RouterOS as a wireguard Client and Routing from Local Network (NOT Site-to-Site)

RouterOS as a wireguard Client and Routing from Local Network (NOT Site-to-Site)

Hi all,

I have a software WireGuard solution set up remotely that works great on Windows, iOS, and Linux clients. When I import a similar WireGuard configuration into RouterOS (using wg-import in WinBox), created specifically for this setup just like on the other clients, it appears to connect fine. I can even ping through the wg1 interface:


ping 10.77.1.1 interface=wg1


I’m not new to MikroTik, but I’ve only been using it for about a year—overall with great success.

I’ve been reading a lot about routing and understand that I need to create routes so that local clients on the MikroTik’s network (bridge) can access the WireGuard tunnel when using a specific IP range (for example, 10.78.1.0/24).

▸ TO DO
a) Print the forum post between "I have a software" and "(for example, 10.78.1.0/24).", inclusive.
b) Decide whether each statement agrees with the forum post, answering yes or no and quoting the words of the post that settle it: (i) The writer imported the configuration into RouterOS with wg-import in WinBox. (ii) The writer is new to MikroTik. (iii) The WireGuard setup works on Windows, iOS, and Linux clients.
The records are independent material and do not relate to the forum post.

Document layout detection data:

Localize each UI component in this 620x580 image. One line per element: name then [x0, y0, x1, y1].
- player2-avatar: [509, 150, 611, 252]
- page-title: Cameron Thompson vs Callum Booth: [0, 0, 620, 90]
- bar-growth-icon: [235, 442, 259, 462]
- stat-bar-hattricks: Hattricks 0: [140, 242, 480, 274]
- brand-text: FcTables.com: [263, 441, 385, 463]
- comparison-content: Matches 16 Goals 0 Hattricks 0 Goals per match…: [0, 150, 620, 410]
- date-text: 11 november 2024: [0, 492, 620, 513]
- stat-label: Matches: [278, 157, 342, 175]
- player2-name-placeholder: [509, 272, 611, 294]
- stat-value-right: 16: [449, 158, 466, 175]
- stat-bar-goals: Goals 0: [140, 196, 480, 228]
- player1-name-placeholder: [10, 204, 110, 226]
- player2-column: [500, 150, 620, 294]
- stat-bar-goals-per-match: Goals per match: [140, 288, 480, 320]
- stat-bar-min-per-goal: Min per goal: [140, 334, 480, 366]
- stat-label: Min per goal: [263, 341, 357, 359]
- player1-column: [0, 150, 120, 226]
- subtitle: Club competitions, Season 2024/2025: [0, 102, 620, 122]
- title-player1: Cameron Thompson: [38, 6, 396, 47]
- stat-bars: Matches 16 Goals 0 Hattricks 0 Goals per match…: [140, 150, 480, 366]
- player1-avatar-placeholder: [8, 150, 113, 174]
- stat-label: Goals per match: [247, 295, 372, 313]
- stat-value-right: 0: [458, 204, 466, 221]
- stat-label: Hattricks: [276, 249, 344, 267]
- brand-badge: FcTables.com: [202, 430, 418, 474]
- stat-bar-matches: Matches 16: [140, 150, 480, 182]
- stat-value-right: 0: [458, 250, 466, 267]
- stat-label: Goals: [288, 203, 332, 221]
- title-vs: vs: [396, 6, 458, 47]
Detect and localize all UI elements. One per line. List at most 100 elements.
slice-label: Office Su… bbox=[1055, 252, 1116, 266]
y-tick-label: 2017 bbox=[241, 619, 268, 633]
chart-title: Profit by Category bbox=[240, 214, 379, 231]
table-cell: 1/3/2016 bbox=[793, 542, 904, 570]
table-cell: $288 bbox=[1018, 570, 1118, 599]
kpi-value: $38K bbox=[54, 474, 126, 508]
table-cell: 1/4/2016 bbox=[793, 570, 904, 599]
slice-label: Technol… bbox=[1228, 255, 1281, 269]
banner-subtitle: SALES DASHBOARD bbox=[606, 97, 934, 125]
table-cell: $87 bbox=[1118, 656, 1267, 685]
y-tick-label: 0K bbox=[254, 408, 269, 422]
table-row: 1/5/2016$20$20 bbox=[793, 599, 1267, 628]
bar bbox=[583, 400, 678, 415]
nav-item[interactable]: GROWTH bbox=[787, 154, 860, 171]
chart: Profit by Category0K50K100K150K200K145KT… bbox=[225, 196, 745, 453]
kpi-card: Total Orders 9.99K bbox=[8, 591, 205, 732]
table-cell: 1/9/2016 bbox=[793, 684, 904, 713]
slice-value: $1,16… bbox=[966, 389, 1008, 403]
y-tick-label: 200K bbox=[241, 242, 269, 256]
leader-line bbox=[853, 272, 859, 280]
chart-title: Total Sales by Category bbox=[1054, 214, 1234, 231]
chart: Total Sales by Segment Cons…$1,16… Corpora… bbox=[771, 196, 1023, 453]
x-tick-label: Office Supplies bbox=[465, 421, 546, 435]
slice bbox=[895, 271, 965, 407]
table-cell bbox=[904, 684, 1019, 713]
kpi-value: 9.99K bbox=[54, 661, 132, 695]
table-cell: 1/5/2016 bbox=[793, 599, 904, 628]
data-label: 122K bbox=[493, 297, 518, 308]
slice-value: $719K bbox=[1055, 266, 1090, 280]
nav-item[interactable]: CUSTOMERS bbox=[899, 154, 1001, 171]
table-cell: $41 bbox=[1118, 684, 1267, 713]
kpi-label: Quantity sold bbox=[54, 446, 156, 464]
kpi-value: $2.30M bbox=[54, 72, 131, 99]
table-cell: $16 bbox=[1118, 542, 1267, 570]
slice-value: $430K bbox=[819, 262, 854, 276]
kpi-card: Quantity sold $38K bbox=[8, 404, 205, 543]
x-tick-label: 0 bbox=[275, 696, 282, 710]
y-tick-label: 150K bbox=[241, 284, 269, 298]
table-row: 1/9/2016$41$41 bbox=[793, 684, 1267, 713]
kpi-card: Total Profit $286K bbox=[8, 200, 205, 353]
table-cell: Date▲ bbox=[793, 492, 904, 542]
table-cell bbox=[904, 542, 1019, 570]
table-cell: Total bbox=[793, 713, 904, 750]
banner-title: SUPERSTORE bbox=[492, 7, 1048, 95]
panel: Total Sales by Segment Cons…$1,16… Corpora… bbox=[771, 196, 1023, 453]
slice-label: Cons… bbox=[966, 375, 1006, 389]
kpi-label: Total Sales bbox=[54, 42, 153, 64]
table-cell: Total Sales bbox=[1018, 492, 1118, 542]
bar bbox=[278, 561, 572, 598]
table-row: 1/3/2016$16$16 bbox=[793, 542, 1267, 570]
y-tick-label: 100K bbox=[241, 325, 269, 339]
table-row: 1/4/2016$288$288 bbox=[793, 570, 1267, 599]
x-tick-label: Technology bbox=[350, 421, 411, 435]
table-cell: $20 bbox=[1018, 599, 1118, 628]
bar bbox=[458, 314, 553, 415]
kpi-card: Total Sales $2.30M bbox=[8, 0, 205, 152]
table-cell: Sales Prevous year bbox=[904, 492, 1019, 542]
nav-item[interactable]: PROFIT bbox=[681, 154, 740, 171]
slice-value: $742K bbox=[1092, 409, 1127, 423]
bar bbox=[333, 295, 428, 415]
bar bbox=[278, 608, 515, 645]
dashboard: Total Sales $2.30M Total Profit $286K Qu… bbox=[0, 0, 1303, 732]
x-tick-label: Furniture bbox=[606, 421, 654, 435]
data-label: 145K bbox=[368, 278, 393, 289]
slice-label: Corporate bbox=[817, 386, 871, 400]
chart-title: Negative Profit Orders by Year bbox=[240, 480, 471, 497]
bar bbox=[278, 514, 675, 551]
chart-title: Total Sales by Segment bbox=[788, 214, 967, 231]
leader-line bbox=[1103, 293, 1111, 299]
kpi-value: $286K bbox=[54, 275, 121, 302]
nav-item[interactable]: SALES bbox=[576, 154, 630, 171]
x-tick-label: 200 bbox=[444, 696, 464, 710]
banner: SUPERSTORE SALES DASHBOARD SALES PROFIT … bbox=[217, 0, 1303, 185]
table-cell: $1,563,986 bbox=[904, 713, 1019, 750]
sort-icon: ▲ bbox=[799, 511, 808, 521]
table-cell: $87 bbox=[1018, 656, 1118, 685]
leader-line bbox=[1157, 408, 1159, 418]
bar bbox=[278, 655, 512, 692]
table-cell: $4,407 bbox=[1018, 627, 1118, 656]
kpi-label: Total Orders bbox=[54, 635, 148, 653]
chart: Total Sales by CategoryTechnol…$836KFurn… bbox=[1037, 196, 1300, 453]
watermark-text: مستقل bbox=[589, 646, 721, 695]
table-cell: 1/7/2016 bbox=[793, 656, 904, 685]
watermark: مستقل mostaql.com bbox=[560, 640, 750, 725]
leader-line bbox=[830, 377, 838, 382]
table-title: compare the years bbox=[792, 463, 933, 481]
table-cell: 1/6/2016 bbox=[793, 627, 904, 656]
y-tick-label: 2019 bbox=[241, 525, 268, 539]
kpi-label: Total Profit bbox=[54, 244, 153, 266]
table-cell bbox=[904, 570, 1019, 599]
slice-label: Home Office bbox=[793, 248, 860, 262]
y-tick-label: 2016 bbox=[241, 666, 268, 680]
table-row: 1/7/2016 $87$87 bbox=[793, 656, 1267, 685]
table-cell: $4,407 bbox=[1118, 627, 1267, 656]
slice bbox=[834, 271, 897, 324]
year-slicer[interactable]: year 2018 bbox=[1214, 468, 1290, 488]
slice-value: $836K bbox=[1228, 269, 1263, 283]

▸ WRITTEN RESPONSES
a)
I have a software WireGuard solution set up remotely that works great on Windows, iOS, and Linux clients. When I import a similar WireGuard configuration into RouterOS (using wg-import in WinBox), created specifically for this setup just like on the other clients, it appears to connect fine. I can even ping through the wg1 interface:


ping 10.77.1.1 interface=wg1


I’m not new to MikroTik, but I’ve only been using it for about a year—overall with great success.

I’ve been reading a lot about routing and understand that I need to create routes so that local clients on the MikroTik’s network (bridge) can access the WireGuard tunnel when using a specific IP range (for example, 10.78.1.0/24).

b)
(i) Yes: "using wg-import in WinBox"
(ii) No: "I’m not new to MikroTik"
(iii) Yes: "works great on Windows, iOS, and Linux clients"